**What to do**
Extract the listing below in full, unchanged.

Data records
# # # # # # #

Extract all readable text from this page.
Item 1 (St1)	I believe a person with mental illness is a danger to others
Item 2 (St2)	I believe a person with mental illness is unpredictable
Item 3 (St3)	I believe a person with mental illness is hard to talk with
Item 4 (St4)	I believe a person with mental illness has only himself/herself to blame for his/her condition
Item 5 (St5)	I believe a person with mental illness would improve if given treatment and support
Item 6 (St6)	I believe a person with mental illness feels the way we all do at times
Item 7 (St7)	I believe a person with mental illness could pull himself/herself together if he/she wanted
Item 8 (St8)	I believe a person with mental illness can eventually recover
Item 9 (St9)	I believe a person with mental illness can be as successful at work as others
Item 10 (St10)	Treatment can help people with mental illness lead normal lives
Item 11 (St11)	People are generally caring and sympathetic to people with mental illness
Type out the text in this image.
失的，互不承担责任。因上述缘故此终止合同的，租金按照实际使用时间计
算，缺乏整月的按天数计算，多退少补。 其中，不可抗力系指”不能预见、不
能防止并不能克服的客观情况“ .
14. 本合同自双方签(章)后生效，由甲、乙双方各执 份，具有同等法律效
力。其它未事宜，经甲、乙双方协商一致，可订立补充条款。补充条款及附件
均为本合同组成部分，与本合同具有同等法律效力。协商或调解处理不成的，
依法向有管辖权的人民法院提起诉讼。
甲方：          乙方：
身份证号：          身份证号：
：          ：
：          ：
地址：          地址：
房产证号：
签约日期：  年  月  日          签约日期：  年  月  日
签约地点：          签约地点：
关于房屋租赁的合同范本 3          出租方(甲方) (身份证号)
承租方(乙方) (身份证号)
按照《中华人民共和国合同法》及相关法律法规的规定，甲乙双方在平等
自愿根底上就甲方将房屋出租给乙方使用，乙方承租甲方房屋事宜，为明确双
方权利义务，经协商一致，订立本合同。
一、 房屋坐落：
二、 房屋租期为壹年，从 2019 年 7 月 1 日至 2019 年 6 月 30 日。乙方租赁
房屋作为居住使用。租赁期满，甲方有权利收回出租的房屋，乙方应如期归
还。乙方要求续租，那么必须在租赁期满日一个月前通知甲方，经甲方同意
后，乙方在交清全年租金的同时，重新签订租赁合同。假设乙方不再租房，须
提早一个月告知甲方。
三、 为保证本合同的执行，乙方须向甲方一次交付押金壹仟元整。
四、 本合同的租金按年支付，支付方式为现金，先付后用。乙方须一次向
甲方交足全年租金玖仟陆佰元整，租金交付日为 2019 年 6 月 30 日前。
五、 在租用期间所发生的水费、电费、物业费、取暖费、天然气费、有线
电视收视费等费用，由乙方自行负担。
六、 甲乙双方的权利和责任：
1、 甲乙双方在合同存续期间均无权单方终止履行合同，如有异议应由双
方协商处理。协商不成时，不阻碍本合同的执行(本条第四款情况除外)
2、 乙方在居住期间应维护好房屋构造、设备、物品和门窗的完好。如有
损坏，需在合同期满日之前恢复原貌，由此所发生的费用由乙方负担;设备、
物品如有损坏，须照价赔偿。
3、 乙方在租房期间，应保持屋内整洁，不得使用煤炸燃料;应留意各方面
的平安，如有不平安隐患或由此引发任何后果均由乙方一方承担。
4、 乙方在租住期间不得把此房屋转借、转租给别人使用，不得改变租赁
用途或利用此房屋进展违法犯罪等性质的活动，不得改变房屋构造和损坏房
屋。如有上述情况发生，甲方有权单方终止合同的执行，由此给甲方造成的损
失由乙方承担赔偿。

# # # # # # #

**Result**
Extract all readable text from this page.
Item 1 (St1)	I believe a person with mental illness is a danger to others
Item 2 (St2)	I believe a person with mental illness is unpredictable
Item 3 (St3)	I believe a person with mental illness is hard to talk with
Item 4 (St4)	I believe a person with mental illness has only himself/herself to blame for his/her condition
Item 5 (St5)	I believe a person with mental illness would improve if given treatment and support
Item 6 (St6)	I believe a person with mental illness feels the way we all do at times
Item 7 (St7)	I believe a person with mental illness could pull himself/herself together if he/she wanted
Item 8 (St8)	I believe a person with mental illness can eventually recover
Item 9 (St9)	I believe a person with mental illness can be as successful at work as others
Item 10 (St10)	Treatment can help people with mental illness lead normal lives
Item 11 (St11)	People are generally caring and sympathetic to people with mental illness
Type out the text in this image.
失的，互不承担责任。因上述缘故此终止合同的，租金按照实际使用时间计
算，缺乏整月的按天数计算，多退少补。 其中，不可抗力系指”不能预见、不
能防止并不能克服的客观情况“ .
14. 本合同自双方签(章)后生效，由甲、乙双方各执 份，具有同等法律效
力。其它未事宜，经甲、乙双方协商一致，可订立补充条款。补充条款及附件
均为本合同组成部分，与本合同具有同等法律效力。协商或调解处理不成的，
依法向有管辖权的人民法院提起诉讼。
甲方：          乙方：
身份证号：          身份证号：
：          ：
：          ：
地址：          地址：
房产证号：
签约日期：  年  月  日          签约日期：  年  月  日
签约地点：          签约地点：
关于房屋租赁的合同范本 3          出租方(甲方) (身份证号)
承租方(乙方) (身份证号)
按照《中华人民共和国合同法》及相关法律法规的规定，甲乙双方在平等
自愿根底上就甲方将房屋出租给乙方使用，乙方承租甲方房屋事宜，为明确双
方权利义务，经协商一致，订立本合同。
一、 房屋坐落：
二、 房屋租期为壹年，从 2019 年 7 月 1 日至 2019 年 6 月 30 日。乙方租赁
房屋作为居住使用。租赁期满，甲方有权利收回出租的房屋，乙方应如期归
还。乙方要求续租，那么必须在租赁期满日一个月前通知甲方，经甲方同意
后，乙方在交清全年租金的同时，重新签订租赁合同。假设乙方不再租房，须
提早一个月告知甲方。
三、 为保证本合同的执行，乙方须向甲方一次交付押金壹仟元整。
四、 本合同的租金按年支付，支付方式为现金，先付后用。乙方须一次向
甲方交足全年租金玖仟陆佰元整，租金交付日为 2019 年 6 月 30 日前。
五、 在租用期间所发生的水费、电费、物业费、取暖费、天然气费、有线
电视收视费等费用，由乙方自行负担。
六、 甲乙双方的权利和责任：
1、 甲乙双方在合同存续期间均无权单方终止履行合同，如有异议应由双
方协商处理。协商不成时，不阻碍本合同的执行(本条第四款情况除外)
2、 乙方在居住期间应维护好房屋构造、设备、物品和门窗的完好。如有
损坏，需在合同期满日之前恢复原貌，由此所发生的费用由乙方负担;设备、
物品如有损坏，须照价赔偿。
3、 乙方在租房期间，应保持屋内整洁，不得使用煤炸燃料;应留意各方面
的平安，如有不平安隐患或由此引发任何后果均由乙方一方承担。
4、 乙方在租住期间不得把此房屋转借、转租给别人使用，不得改变租赁
用途或利用此房屋进展违法犯罪等性质的活动，不得改变房屋构造和损坏房
屋。如有上述情况发生，甲方有权单方终止合同的执行，由此给甲方造成的损
失由乙方承担赔偿。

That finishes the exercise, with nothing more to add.